Repeat all of the material exactly as given.

## begin Recorded information

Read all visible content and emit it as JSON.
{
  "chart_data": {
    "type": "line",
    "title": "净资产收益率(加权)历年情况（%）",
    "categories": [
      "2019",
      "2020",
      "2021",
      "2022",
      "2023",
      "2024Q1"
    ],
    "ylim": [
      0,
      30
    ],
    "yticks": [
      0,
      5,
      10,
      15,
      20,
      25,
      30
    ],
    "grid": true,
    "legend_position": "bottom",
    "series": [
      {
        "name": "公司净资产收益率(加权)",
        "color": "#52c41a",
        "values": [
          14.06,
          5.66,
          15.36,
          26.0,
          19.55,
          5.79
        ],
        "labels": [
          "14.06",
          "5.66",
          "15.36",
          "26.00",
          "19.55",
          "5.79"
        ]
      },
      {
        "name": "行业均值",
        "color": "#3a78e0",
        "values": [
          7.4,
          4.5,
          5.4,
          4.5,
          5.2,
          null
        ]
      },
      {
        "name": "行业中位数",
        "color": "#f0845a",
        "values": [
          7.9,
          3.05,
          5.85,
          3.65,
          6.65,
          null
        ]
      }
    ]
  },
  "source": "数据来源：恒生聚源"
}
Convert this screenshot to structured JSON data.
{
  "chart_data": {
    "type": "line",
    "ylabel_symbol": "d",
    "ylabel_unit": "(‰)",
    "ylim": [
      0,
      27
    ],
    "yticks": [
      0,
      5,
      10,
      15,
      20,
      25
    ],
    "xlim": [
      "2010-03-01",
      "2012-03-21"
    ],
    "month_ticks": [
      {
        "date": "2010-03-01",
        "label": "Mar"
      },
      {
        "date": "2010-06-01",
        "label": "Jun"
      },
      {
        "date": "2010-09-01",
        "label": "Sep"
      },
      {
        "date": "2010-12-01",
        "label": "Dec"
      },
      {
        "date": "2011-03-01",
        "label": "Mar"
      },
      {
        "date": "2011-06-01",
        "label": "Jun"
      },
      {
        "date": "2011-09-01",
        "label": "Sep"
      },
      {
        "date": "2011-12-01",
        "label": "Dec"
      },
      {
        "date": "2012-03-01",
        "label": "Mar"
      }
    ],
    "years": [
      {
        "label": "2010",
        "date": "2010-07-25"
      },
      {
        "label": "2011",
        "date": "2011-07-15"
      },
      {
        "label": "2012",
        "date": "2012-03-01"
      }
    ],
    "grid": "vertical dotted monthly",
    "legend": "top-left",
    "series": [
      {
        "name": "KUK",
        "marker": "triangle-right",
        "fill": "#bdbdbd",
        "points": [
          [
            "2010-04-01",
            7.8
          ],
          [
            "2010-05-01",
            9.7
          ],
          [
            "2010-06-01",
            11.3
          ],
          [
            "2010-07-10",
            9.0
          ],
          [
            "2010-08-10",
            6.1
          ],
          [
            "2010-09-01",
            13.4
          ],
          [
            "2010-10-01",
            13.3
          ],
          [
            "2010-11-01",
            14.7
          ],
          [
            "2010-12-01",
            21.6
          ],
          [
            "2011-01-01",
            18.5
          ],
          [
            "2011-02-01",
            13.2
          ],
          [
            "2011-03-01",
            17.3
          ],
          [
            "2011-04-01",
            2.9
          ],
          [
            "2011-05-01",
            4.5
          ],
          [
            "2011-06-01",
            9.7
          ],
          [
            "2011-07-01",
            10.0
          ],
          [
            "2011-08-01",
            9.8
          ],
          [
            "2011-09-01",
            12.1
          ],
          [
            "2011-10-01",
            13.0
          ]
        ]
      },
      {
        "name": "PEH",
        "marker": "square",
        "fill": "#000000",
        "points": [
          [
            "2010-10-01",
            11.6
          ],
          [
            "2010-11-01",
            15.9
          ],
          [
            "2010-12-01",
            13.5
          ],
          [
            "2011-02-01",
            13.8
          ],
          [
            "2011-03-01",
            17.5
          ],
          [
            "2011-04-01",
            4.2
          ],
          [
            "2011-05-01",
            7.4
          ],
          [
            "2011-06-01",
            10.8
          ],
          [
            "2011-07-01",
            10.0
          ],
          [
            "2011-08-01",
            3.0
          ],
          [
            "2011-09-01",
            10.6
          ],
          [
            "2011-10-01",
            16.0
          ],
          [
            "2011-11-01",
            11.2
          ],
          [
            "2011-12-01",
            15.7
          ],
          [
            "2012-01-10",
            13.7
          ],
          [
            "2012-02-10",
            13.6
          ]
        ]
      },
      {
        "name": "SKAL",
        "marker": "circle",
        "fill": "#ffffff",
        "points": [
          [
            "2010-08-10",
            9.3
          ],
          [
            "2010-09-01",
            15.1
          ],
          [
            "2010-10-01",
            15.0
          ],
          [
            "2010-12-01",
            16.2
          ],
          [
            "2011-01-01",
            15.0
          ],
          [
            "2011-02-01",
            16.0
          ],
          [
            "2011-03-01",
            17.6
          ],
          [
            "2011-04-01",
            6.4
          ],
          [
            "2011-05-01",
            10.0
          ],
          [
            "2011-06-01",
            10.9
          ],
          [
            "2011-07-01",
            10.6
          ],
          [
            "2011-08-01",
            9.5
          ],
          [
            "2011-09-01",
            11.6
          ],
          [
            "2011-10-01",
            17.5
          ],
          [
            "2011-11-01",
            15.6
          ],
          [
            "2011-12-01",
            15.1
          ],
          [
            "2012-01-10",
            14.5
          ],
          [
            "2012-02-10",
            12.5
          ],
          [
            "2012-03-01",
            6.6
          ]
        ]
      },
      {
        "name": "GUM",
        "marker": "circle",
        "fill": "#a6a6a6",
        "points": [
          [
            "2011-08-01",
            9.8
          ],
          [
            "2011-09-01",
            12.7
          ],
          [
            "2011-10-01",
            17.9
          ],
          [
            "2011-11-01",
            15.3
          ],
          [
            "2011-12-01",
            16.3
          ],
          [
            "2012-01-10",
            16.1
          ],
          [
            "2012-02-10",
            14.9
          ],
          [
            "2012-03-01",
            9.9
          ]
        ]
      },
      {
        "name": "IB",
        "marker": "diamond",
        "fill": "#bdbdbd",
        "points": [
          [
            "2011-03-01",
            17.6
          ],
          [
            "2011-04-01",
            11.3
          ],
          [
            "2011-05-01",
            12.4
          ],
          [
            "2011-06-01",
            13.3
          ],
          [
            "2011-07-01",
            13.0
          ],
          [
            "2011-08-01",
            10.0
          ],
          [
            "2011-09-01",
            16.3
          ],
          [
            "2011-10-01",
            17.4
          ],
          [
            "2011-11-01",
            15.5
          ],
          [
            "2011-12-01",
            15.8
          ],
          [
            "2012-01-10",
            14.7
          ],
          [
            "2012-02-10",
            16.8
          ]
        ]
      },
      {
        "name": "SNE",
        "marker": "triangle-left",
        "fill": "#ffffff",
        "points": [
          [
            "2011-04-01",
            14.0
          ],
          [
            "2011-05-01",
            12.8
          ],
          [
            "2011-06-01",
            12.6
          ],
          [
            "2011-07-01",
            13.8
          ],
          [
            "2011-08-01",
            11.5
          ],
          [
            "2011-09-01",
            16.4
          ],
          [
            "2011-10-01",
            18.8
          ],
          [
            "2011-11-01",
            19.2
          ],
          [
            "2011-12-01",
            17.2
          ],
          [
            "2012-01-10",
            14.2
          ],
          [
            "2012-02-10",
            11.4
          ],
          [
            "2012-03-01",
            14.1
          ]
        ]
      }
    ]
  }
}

## end Recorded information

Solution to this task =
Read all visible content and emit it as JSON.
{
  "chart_data": {
    "type": "line",
    "title": "净资产收益率(加权)历年情况（%）",
    "categories": [
      "2019",
      "2020",
      "2021",
      "2022",
      "2023",
      "2024Q1"
    ],
    "ylim": [
      0,
      30
    ],
    "yticks": [
      0,
      5,
      10,
      15,
      20,
      25,
      30
    ],
    "grid": true,
    "legend_position": "bottom",
    "series": [
      {
        "name": "公司净资产收益率(加权)",
        "color": "#52c41a",
        "values": [
          14.06,
          5.66,
          15.36,
          26.0,
          19.55,
          5.79
        ],
        "labels": [
          "14.06",
          "5.66",
          "15.36",
          "26.00",
          "19.55",
          "5.79"
        ]
      },
      {
        "name": "行业均值",
        "color": "#3a78e0",
        "values": [
          7.4,
          4.5,
          5.4,
          4.5,
          5.2,
          null
        ]
      },
      {
        "name": "行业中位数",
        "color": "#f0845a",
        "values": [
          7.9,
          3.05,
          5.85,
          3.65,
          6.65,
          null
        ]
      }
    ]
  },
  "source": "数据来源：恒生聚源"
}
Convert this screenshot to structured JSON data.
{
  "chart_data": {
    "type": "line",
    "ylabel_symbol": "d",
    "ylabel_unit": "(‰)",
    "ylim": [
      0,
      27
    ],
    "yticks": [
      0,
      5,
      10,
      15,
      20,
      25
    ],
    "xlim": [
      "2010-03-01",
      "2012-03-21"
    ],
    "month_ticks": [
      {
        "date": "2010-03-01",
        "label": "Mar"
      },
      {
        "date": "2010-06-01",
        "label": "Jun"
      },
      {
        "date": "2010-09-01",
        "label": "Sep"
      },
      {
        "date": "2010-12-01",
        "label": "Dec"
      },
      {
        "date": "2011-03-01",
        "label": "Mar"
      },
      {
        "date": "2011-06-01",
        "label": "Jun"
      },
      {
        "date": "2011-09-01",
        "label": "Sep"
      },
      {
        "date": "2011-12-01",
        "label": "Dec"
      },
      {
        "date": "2012-03-01",
        "label": "Mar"
      }
    ],
    "years": [
      {
        "label": "2010",
        "date": "2010-07-25"
      },
      {
        "label": "2011",
        "date": "2011-07-15"
      },
      {
        "label": "2012",
        "date": "2012-03-01"
      }
    ],
    "grid": "vertical dotted monthly",
    "legend": "top-left",
    "series": [
      {
        "name": "KUK",
        "marker": "triangle-right",
        "fill": "#bdbdbd",
        "points": [
          [
            "2010-04-01",
            7.8
          ],
          [
            "2010-05-01",
            9.7
          ],
          [
            "2010-06-01",
            11.3
          ],
          [
            "2010-07-10",
            9.0
          ],
          [
            "2010-08-10",
            6.1
          ],
          [
            "2010-09-01",
            13.4
          ],
          [
            "2010-10-01",
            13.3
          ],
          [
            "2010-11-01",
            14.7
          ],
          [
            "2010-12-01",
            21.6
          ],
          [
            "2011-01-01",
            18.5
          ],
          [
            "2011-02-01",
            13.2
          ],
          [
            "2011-03-01",
            17.3
          ],
          [
            "2011-04-01",
            2.9
          ],
          [
            "2011-05-01",
            4.5
          ],
          [
            "2011-06-01",
            9.7
          ],
          [
            "2011-07-01",
            10.0
          ],
          [
            "2011-08-01",
            9.8
          ],
          [
            "2011-09-01",
            12.1
          ],
          [
            "2011-10-01",
            13.0
          ]
        ]
      },
      {
        "name": "PEH",
        "marker": "square",
        "fill": "#000000",
        "points": [
          [
            "2010-10-01",
            11.6
          ],
          [
            "2010-11-01",
            15.9
          ],
          [
            "2010-12-01",
            13.5
          ],
          [
            "2011-02-01",
            13.8
          ],
          [
            "2011-03-01",
            17.5
          ],
          [
            "2011-04-01",
            4.2
          ],
          [
            "2011-05-01",
            7.4
          ],
          [
            "2011-06-01",
            10.8
          ],
          [
            "2011-07-01",
            10.0
          ],
          [
            "2011-08-01",
            3.0
          ],
          [
            "2011-09-01",
            10.6
          ],
          [
            "2011-10-01",
            16.0
          ],
          [
            "2011-11-01",
            11.2
          ],
          [
            "2011-12-01",
            15.7
          ],
          [
            "2012-01-10",
            13.7
          ],
          [
            "2012-02-10",
            13.6
          ]
        ]
      },
      {
        "name": "SKAL",
        "marker": "circle",
        "fill": "#ffffff",
        "points": [
          [
            "2010-08-10",
            9.3
          ],
          [
            "2010-09-01",
            15.1
          ],
          [
            "2010-10-01",
            15.0
          ],
          [
            "2010-12-01",
            16.2
          ],
          [
            "2011-01-01",
            15.0
          ],
          [
            "2011-02-01",
            16.0
          ],
          [
            "2011-03-01",
            17.6
          ],
          [
            "2011-04-01",
            6.4
          ],
          [
            "2011-05-01",
            10.0
          ],
          [
            "2011-06-01",
            10.9
          ],
          [
            "2011-07-01",
            10.6
          ],
          [
            "2011-08-01",
            9.5
          ],
          [
            "2011-09-01",
            11.6
          ],
          [
            "2011-10-01",
            17.5
          ],
          [
            "2011-11-01",
            15.6
          ],
          [
            "2011-12-01",
            15.1
          ],
          [
            "2012-01-10",
            14.5
          ],
          [
            "2012-02-10",
            12.5
          ],
          [
            "2012-03-01",
            6.6
          ]
        ]
      },
      {
        "name": "GUM",
        "marker": "circle",
        "fill": "#a6a6a6",
        "points": [
          [
            "2011-08-01",
            9.8
          ],
          [
            "2011-09-01",
            12.7
          ],
          [
            "2011-10-01",
            17.9
          ],
          [
            "2011-11-01",
            15.3
          ],
          [
            "2011-12-01",
            16.3
          ],
          [
            "2012-01-10",
            16.1
          ],
          [
            "2012-02-10",
            14.9
          ],
          [
            "2012-03-01",
            9.9
          ]
        ]
      },
      {
        "name": "IB",
        "marker": "diamond",
        "fill": "#bdbdbd",
        "points": [
          [
            "2011-03-01",
            17.6
          ],
          [
            "2011-04-01",
            11.3
          ],
          [
            "2011-05-01",
            12.4
          ],
          [
            "2011-06-01",
            13.3
          ],
          [
            "2011-07-01",
            13.0
          ],
          [
            "2011-08-01",
            10.0
          ],
          [
            "2011-09-01",
            16.3
          ],
          [
            "2011-10-01",
            17.4
          ],
          [
            "2011-11-01",
            15.5
          ],
          [
            "2011-12-01",
            15.8
          ],
          [
            "2012-01-10",
            14.7
          ],
          [
            "2012-02-10",
            16.8
          ]
        ]
      },
      {
        "name": "SNE",
        "marker": "triangle-left",
        "fill": "#ffffff",
        "points": [
          [
            "2011-04-01",
            14.0
          ],
          [
            "2011-05-01",
            12.8
          ],
          [
            "2011-06-01",
            12.6
          ],
          [
            "2011-07-01",
            13.8
          ],
          [
            "2011-08-01",
            11.5
          ],
          [
            "2011-09-01",
            16.4
          ],
          [
            "2011-10-01",
            18.8
          ],
          [
            "2011-11-01",
            19.2
          ],
          [
            "2011-12-01",
            17.2
          ],
          [
            "2012-01-10",
            14.2
          ],
          [
            "2012-02-10",
            11.4
          ],
          [
            "2012-03-01",
            14.1
          ]
        ]
      }
    ]
  }
}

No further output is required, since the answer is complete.